SHORT TASK:
Tally the lines that hold the word "Agencja" and reply with that figure only.

-- START OF LISTING --

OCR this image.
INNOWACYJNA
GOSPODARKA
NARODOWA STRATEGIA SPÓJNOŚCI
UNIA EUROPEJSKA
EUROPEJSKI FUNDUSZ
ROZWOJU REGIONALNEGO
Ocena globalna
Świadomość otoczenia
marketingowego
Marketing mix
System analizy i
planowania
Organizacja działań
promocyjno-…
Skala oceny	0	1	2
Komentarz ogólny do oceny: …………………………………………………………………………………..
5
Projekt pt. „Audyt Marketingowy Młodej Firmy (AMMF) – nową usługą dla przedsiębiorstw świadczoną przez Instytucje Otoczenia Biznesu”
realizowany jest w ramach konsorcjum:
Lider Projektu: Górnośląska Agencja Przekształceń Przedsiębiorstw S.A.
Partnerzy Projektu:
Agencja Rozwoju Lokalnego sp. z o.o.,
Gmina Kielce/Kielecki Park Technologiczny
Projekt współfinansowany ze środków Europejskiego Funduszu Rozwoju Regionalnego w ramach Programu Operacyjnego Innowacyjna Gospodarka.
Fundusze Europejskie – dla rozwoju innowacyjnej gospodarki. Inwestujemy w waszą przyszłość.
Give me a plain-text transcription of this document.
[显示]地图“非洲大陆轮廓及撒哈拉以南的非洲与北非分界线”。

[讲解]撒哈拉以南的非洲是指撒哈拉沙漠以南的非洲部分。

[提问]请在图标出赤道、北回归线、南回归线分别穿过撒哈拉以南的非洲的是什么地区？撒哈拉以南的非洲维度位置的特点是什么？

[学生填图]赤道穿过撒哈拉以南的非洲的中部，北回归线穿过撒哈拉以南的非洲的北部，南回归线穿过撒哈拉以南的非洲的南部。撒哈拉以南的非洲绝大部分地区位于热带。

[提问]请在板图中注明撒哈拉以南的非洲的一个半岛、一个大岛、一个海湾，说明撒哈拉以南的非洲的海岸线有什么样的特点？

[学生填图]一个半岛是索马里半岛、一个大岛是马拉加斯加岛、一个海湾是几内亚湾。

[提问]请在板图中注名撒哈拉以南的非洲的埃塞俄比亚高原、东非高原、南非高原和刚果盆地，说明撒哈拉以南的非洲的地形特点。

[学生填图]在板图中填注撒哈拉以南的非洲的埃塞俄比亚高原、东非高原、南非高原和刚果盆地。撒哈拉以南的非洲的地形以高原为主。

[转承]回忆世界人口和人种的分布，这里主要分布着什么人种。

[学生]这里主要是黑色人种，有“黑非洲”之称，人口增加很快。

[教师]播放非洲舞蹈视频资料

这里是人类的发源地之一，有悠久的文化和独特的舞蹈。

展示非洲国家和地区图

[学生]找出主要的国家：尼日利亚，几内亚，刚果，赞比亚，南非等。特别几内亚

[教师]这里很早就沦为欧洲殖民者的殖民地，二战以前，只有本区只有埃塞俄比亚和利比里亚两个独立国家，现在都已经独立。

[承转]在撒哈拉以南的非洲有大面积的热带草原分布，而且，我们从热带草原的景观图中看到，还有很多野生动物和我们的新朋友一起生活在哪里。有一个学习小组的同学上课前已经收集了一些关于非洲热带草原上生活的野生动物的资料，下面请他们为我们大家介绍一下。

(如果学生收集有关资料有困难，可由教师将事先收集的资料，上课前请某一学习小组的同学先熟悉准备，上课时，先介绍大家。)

-- END OF LISTING --

SOLUTION FOR THIS TASK:
2